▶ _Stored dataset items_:
━━━

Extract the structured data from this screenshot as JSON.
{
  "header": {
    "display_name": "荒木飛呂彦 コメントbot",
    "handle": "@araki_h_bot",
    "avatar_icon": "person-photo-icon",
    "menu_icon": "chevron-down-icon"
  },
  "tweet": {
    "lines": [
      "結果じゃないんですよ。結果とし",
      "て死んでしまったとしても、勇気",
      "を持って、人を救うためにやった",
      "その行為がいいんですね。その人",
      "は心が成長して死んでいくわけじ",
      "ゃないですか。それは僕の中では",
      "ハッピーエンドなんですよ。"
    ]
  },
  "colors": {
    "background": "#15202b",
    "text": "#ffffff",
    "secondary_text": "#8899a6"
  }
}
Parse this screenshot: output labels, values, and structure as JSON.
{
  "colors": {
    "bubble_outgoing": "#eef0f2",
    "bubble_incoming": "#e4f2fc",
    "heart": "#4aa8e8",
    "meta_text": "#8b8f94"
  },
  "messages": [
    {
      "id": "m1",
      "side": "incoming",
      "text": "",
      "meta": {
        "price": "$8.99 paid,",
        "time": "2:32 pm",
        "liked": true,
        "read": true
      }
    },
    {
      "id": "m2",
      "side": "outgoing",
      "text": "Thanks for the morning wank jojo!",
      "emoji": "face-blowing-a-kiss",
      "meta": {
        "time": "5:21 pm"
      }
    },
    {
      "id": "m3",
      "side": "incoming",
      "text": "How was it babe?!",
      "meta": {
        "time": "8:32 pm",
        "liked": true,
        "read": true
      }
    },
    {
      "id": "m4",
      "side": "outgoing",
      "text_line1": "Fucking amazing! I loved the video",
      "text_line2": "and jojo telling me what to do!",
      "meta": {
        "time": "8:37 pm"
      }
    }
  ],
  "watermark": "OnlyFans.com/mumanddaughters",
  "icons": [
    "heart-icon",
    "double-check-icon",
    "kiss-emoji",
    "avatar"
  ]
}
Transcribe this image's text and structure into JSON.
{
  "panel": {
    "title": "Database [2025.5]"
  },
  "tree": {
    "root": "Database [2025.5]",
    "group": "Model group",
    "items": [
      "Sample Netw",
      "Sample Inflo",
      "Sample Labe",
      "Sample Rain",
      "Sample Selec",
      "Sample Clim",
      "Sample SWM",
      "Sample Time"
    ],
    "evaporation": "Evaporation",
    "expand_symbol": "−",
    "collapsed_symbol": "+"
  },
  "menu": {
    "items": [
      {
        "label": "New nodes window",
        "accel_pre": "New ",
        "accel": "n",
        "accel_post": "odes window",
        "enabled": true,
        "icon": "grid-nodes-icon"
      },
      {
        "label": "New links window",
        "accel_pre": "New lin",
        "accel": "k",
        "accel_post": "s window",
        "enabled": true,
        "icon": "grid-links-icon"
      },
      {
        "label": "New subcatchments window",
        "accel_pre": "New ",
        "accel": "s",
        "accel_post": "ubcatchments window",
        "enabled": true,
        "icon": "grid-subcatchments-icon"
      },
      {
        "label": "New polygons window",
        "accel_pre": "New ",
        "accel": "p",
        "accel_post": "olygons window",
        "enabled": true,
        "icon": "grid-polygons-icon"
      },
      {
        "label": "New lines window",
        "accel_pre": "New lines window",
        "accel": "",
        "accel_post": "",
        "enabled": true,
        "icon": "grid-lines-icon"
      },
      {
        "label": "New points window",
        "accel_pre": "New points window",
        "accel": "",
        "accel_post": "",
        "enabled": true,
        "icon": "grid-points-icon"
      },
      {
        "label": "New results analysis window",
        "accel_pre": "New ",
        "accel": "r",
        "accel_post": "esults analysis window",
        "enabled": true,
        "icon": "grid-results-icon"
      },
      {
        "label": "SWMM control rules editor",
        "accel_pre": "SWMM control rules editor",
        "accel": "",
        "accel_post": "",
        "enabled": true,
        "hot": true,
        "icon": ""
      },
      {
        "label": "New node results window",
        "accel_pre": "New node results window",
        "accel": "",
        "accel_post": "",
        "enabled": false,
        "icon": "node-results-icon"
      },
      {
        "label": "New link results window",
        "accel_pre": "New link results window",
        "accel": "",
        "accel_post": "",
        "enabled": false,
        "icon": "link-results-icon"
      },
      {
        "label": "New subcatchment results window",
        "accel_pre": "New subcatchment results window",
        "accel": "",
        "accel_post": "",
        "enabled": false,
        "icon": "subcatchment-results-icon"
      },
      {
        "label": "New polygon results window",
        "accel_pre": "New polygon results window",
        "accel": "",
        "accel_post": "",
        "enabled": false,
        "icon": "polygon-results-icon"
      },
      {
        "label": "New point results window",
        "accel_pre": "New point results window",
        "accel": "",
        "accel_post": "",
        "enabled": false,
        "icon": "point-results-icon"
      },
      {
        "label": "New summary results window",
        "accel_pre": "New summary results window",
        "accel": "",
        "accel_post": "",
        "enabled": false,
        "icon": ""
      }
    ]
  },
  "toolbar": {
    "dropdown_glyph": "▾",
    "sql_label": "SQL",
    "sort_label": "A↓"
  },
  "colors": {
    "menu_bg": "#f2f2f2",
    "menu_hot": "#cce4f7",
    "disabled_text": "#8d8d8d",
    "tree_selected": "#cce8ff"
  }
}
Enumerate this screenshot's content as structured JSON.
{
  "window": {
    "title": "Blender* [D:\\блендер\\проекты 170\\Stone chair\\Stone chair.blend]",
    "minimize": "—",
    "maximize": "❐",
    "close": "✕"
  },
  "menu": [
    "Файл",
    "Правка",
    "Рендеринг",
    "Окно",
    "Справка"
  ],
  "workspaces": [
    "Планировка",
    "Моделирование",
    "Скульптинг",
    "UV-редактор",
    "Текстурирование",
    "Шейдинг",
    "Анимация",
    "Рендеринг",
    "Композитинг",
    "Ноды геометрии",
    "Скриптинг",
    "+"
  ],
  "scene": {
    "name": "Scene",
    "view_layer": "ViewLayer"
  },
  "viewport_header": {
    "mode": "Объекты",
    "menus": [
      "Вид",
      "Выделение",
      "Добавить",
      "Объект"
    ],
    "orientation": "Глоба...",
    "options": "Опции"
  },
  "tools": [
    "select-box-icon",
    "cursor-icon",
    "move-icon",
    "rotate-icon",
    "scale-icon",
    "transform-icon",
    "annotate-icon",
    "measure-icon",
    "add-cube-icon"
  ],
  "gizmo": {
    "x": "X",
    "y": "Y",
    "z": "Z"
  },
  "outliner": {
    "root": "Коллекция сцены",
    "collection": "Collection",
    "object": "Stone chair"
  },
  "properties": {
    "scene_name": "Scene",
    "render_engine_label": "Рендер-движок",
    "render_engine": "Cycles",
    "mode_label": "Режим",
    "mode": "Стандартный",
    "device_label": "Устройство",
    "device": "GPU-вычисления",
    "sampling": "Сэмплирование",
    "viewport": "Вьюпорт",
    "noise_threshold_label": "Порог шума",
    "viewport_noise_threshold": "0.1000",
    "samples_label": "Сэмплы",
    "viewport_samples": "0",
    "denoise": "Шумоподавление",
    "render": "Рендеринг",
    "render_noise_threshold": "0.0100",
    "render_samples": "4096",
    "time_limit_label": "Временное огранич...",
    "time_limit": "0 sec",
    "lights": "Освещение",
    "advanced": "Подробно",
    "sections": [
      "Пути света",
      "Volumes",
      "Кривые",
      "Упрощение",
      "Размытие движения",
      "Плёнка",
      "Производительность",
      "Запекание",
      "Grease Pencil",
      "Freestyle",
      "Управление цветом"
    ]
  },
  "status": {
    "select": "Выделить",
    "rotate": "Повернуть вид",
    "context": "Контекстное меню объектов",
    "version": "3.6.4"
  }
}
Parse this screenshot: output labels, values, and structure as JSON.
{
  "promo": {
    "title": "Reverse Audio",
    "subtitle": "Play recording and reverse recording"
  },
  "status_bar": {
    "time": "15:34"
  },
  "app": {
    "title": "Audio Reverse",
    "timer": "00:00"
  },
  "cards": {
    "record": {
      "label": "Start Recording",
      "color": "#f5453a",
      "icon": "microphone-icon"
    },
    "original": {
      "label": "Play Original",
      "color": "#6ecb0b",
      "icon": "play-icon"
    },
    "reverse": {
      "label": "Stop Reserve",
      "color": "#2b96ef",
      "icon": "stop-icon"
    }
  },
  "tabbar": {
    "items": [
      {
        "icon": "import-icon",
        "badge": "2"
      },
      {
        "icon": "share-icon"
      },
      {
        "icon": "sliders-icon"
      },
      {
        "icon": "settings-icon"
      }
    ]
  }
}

━━━

▶ _WHAT NEEDS TO BE DONE_:
Among the entries above, identify all lines with "nodes" and copy them.

▶ _WRITTEN REPLY_:
        "label": "New nodes window",
        "icon": "grid-nodes-icon"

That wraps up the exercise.